What you need to do: Your task is to copy every line of the entries that contains "ffffff".

Dataset entries:
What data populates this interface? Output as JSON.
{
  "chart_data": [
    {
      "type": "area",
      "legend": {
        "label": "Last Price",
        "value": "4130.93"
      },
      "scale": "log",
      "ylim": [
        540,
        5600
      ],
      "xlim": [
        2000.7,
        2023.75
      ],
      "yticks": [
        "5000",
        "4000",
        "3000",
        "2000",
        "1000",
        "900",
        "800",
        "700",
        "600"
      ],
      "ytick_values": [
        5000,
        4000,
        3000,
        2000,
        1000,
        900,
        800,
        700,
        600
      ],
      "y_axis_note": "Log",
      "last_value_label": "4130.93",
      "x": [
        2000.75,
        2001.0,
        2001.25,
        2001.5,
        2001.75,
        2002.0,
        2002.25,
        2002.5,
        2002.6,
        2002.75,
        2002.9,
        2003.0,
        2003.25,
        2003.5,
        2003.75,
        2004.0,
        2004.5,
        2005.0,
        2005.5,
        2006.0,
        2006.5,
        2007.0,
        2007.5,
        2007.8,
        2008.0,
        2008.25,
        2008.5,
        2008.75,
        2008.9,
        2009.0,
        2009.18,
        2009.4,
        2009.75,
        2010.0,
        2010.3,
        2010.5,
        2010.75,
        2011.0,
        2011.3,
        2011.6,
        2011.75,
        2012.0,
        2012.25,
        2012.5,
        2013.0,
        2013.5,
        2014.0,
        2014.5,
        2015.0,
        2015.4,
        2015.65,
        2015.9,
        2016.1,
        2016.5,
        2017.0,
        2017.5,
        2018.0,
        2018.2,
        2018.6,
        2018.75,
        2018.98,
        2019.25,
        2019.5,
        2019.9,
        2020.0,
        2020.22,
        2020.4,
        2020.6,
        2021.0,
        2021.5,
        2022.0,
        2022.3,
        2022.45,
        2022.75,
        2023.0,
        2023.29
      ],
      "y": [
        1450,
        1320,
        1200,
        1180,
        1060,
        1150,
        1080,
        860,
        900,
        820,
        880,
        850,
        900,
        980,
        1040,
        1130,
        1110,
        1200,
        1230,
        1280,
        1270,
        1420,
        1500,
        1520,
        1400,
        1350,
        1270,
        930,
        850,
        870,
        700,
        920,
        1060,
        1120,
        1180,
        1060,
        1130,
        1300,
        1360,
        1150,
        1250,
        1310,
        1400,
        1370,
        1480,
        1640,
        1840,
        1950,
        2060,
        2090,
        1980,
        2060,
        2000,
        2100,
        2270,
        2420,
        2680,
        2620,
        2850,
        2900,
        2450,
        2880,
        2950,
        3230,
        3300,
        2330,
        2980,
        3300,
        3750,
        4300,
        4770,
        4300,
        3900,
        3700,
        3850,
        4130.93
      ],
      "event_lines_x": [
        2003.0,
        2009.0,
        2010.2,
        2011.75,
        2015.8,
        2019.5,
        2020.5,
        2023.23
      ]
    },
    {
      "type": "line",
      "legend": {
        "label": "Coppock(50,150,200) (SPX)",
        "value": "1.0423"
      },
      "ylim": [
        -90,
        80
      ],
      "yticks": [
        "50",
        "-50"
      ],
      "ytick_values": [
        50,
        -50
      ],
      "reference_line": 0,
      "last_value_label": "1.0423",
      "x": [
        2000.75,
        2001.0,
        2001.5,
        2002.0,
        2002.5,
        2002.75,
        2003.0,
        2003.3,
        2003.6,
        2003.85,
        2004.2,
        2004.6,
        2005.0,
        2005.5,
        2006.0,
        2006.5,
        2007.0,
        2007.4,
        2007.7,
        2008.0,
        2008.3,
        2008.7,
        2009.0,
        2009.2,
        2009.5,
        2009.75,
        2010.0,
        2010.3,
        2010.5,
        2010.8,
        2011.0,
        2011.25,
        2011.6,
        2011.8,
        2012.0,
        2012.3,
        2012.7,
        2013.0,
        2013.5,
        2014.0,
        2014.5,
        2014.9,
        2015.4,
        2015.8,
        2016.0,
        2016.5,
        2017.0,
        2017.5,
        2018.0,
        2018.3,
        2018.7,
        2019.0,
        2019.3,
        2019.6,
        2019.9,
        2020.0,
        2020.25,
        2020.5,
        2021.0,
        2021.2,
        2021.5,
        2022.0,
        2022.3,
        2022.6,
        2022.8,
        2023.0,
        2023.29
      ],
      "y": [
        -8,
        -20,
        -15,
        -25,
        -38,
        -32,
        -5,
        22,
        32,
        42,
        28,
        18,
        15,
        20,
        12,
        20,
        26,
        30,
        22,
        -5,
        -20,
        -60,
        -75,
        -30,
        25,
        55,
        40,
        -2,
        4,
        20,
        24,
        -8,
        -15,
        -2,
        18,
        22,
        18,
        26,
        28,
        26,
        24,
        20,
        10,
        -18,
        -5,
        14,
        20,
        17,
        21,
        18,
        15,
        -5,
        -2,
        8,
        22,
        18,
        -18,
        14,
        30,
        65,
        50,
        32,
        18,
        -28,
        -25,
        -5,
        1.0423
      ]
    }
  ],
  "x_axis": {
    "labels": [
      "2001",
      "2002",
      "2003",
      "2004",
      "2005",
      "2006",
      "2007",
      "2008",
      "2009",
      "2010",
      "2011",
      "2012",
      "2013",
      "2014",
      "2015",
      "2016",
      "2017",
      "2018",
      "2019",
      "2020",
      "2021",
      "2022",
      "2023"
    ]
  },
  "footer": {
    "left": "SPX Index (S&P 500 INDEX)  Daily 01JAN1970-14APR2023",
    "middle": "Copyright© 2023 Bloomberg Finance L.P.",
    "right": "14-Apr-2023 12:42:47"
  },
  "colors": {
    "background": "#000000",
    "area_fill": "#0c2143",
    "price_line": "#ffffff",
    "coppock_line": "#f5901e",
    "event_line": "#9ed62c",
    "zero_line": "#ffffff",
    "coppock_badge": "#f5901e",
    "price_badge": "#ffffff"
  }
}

Completed task:
    "price_line": "#ffffff",
    "zero_line": "#ffffff",
    "price_badge": "#ffffff"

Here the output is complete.